Brief — In the listing below, locate the lines that hold "value" and copy them.
** Begin Records shown **
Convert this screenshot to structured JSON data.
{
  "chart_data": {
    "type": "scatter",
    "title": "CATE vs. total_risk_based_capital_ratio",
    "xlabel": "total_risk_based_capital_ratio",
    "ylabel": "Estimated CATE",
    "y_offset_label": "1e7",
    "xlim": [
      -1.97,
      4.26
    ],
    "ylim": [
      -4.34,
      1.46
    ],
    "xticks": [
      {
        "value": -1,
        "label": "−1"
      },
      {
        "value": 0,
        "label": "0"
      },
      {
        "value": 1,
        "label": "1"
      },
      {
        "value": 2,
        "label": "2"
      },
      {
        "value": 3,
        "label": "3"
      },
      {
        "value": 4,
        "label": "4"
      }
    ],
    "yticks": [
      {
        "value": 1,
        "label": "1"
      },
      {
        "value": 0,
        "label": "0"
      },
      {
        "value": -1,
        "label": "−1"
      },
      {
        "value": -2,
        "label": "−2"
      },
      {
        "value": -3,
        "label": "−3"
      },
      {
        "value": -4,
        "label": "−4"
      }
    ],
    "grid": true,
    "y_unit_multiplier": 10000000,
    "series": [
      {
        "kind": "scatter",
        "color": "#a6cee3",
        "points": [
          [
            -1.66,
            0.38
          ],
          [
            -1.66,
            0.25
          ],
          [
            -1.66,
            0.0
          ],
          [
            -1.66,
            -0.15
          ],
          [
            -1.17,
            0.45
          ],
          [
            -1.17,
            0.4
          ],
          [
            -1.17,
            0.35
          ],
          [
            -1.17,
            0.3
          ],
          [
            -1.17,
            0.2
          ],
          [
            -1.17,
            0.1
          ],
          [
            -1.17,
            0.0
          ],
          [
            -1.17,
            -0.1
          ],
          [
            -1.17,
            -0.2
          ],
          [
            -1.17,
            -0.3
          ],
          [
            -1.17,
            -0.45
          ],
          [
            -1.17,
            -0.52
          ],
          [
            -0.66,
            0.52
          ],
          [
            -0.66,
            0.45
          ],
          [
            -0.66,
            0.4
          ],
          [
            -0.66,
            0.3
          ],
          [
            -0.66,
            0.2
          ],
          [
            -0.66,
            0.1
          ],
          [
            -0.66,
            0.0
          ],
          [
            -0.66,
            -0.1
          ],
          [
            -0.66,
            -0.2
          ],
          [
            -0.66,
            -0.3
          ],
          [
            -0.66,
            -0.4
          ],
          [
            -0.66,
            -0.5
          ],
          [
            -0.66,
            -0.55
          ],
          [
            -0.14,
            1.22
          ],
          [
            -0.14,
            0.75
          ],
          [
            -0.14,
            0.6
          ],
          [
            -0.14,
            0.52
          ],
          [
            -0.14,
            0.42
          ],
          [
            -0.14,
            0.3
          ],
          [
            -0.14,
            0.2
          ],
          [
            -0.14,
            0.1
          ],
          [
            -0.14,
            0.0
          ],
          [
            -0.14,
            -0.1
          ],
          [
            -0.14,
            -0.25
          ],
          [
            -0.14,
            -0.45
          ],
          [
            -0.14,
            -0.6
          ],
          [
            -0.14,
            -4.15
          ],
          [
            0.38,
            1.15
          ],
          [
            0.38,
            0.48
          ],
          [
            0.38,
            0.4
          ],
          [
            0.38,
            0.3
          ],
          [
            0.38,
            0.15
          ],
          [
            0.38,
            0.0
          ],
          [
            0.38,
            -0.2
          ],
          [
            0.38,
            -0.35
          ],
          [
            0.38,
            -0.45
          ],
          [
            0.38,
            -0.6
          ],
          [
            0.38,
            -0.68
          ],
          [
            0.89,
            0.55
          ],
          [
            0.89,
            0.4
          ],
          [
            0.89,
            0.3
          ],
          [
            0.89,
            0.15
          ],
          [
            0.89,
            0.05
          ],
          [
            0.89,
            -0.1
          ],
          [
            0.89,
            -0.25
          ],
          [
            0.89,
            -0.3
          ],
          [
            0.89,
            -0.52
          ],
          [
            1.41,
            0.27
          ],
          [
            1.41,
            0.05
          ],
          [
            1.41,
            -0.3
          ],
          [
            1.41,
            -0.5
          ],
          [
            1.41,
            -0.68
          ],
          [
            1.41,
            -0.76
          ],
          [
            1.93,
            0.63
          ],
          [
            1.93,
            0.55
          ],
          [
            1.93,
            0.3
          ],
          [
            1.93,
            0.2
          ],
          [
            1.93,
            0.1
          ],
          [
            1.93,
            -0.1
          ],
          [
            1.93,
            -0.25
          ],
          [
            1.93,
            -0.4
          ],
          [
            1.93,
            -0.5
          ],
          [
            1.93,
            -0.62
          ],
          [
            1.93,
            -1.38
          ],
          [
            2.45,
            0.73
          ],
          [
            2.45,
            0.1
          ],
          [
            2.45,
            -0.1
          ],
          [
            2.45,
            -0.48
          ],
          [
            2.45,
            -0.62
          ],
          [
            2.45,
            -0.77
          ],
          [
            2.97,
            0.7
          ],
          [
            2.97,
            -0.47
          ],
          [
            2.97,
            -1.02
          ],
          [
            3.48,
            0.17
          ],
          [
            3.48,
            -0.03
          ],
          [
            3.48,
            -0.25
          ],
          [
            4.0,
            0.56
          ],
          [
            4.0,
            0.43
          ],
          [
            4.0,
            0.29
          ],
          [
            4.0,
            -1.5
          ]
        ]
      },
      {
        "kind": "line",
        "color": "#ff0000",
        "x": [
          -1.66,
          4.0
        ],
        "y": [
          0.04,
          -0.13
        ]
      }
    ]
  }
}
** End Records shown **
Exercise output —
        "value": -1,
        "value": 0,
        "value": 1,
        "value": 2,
        "value": 3,
        "value": 4,
        "value": 1,
        "value": 0,
        "value": -1,
        "value": -2,
        "value": -3,
        "value": -4,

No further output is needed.